━━━ Materials provided ━━━

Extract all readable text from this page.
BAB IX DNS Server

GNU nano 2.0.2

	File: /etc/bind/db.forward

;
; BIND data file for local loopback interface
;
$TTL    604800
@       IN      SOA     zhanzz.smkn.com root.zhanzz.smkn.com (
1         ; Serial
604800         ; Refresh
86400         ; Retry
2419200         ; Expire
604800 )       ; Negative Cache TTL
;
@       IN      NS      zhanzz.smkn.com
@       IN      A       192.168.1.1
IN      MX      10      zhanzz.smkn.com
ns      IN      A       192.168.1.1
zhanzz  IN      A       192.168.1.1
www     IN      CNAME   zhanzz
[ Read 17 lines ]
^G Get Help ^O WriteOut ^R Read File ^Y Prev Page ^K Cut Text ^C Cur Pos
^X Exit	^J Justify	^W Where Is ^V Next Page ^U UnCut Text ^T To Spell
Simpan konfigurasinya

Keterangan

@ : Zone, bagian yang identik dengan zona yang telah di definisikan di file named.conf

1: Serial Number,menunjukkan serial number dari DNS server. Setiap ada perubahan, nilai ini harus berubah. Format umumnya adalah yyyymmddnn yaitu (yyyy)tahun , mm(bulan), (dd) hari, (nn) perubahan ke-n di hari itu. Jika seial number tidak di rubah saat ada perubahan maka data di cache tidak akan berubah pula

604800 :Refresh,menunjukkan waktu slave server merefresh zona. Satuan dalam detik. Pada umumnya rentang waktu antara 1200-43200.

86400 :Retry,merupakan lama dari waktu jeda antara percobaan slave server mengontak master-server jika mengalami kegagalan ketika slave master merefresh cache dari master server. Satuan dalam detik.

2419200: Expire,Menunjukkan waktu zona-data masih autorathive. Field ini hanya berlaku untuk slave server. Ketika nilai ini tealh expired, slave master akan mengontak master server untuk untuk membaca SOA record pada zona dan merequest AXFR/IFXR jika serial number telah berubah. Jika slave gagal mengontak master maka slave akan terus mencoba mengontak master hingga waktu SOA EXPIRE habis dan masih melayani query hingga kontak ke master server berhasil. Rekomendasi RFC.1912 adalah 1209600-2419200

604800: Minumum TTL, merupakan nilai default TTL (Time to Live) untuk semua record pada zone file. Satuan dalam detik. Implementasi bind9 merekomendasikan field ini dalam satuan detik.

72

━━━

» **To be done**:
Using the data above, repeat every line exactly.

» **Answer to the task**:
Extract all readable text from this page.
BAB IX DNS Server

GNU nano 2.0.2

	File: /etc/bind/db.forward

;
; BIND data file for local loopback interface
;
$TTL    604800
@       IN      SOA     zhanzz.smkn.com root.zhanzz.smkn.com (
1         ; Serial
604800         ; Refresh
86400         ; Retry
2419200         ; Expire
604800 )       ; Negative Cache TTL
;
@       IN      NS      zhanzz.smkn.com
@       IN      A       192.168.1.1
IN      MX      10      zhanzz.smkn.com
ns      IN      A       192.168.1.1
zhanzz  IN      A       192.168.1.1
www     IN      CNAME   zhanzz
[ Read 17 lines ]
^G Get Help ^O WriteOut ^R Read File ^Y Prev Page ^K Cut Text ^C Cur Pos
^X Exit	^J Justify	^W Where Is ^V Next Page ^U UnCut Text ^T To Spell
Simpan konfigurasinya

Keterangan

@ : Zone, bagian yang identik dengan zona yang telah di definisikan di file named.conf

1: Serial Number,menunjukkan serial number dari DNS server. Setiap ada perubahan, nilai ini harus berubah. Format umumnya adalah yyyymmddnn yaitu (yyyy)tahun , mm(bulan), (dd) hari, (nn) perubahan ke-n di hari itu. Jika seial number tidak di rubah saat ada perubahan maka data di cache tidak akan berubah pula

604800 :Refresh,menunjukkan waktu slave server merefresh zona. Satuan dalam detik. Pada umumnya rentang waktu antara 1200-43200.

86400 :Retry,merupakan lama dari waktu jeda antara percobaan slave server mengontak master-server jika mengalami kegagalan ketika slave master merefresh cache dari master server. Satuan dalam detik.

2419200: Expire,Menunjukkan waktu zona-data masih autorathive. Field ini hanya berlaku untuk slave server. Ketika nilai ini tealh expired, slave master akan mengontak master server untuk untuk membaca SOA record pada zona dan merequest AXFR/IFXR jika serial number telah berubah. Jika slave gagal mengontak master maka slave akan terus mencoba mengontak master hingga waktu SOA EXPIRE habis dan masih melayani query hingga kontak ke master server berhasil. Rekomendasi RFC.1912 adalah 1209600-2419200

604800: Minumum TTL, merupakan nilai default TTL (Time to Live) untuk semua record pada zone file. Satuan dalam detik. Implementasi bind9 merekomendasikan field ini dalam satuan detik.

72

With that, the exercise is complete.